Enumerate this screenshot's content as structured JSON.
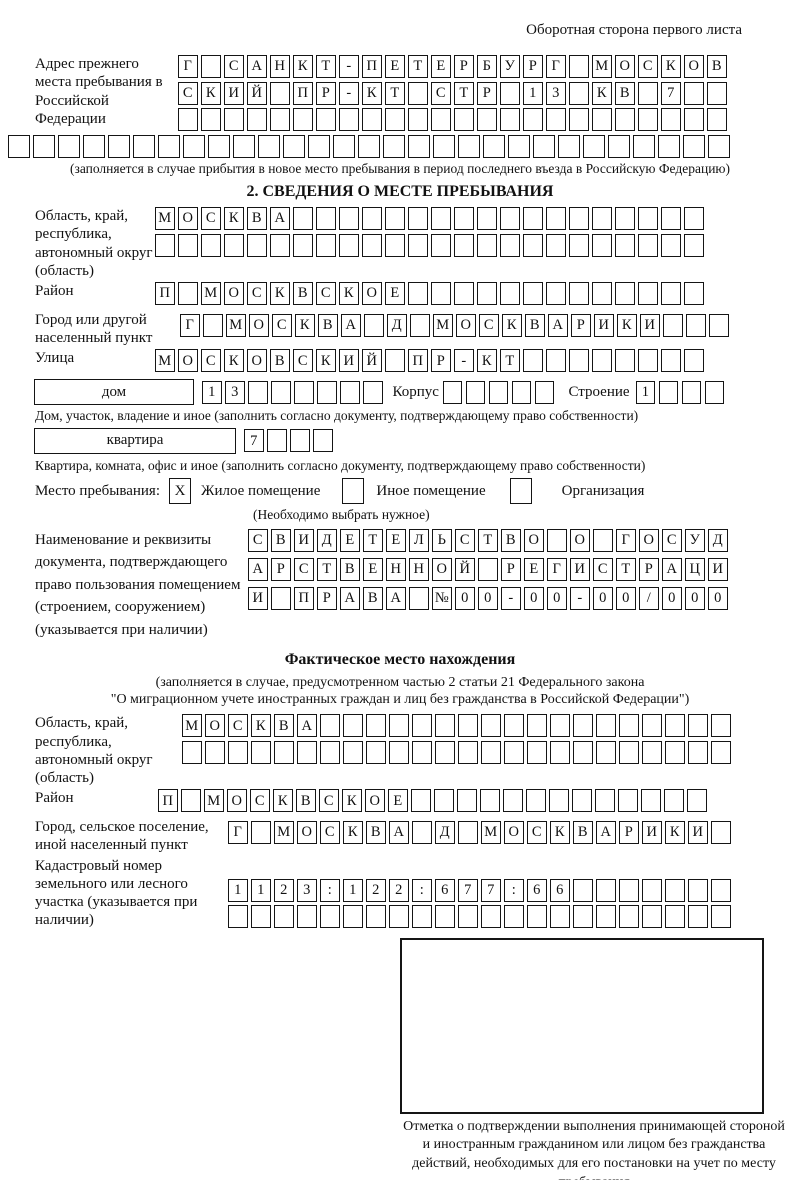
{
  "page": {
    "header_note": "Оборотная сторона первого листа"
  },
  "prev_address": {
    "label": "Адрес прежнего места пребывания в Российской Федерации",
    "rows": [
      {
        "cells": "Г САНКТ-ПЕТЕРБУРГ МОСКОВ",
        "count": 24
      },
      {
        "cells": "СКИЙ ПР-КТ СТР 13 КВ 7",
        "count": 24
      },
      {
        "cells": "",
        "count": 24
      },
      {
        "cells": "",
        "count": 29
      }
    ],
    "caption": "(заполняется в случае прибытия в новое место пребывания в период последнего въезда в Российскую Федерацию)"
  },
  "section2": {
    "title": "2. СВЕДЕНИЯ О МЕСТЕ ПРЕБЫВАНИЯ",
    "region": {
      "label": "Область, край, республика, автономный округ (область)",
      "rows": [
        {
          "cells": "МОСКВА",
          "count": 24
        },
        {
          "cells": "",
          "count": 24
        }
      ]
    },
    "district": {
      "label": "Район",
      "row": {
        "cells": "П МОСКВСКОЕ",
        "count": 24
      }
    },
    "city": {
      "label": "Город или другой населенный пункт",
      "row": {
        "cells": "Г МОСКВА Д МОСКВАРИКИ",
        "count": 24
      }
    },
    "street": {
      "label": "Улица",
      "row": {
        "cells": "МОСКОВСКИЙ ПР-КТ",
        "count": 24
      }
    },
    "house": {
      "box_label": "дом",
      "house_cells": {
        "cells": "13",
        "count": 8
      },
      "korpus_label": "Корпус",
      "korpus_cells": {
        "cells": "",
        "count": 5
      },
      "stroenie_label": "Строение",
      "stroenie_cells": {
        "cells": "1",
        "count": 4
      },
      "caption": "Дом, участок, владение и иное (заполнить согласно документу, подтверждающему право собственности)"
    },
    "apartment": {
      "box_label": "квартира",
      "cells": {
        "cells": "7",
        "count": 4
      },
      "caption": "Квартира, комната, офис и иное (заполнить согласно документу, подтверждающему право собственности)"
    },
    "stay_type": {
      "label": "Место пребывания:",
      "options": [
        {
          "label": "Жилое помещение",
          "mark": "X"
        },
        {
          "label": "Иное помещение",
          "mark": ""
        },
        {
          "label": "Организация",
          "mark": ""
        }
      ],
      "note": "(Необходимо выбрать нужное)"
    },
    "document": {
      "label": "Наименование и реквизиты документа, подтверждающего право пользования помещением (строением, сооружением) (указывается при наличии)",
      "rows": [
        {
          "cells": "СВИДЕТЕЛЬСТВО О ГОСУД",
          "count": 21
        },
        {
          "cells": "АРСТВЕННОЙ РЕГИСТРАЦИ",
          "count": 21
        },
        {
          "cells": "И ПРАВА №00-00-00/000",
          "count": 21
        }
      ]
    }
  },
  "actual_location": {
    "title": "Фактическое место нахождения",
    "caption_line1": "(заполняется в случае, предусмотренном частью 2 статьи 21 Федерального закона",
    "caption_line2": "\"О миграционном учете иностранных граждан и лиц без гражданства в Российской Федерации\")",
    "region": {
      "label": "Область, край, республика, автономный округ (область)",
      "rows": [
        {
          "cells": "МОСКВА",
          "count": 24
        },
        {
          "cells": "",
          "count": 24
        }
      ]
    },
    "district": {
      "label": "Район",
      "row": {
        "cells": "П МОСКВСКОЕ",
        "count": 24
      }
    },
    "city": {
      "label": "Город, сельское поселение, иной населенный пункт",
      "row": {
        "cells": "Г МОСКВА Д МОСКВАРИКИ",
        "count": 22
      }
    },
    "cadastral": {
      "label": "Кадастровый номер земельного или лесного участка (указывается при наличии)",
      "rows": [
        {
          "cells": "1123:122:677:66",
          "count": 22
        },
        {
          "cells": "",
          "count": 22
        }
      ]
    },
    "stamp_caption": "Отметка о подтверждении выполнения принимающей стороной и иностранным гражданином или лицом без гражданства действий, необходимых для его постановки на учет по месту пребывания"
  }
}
——————————
• WORK TO DO
Identify all lines where the word "title" shows up. Copy them.

• EXERCISE ANSWER
    "title": "2. СВЕДЕНИЯ О МЕСТЕ ПРЕБЫВАНИЯ",
    "title": "Фактическое место нахождения",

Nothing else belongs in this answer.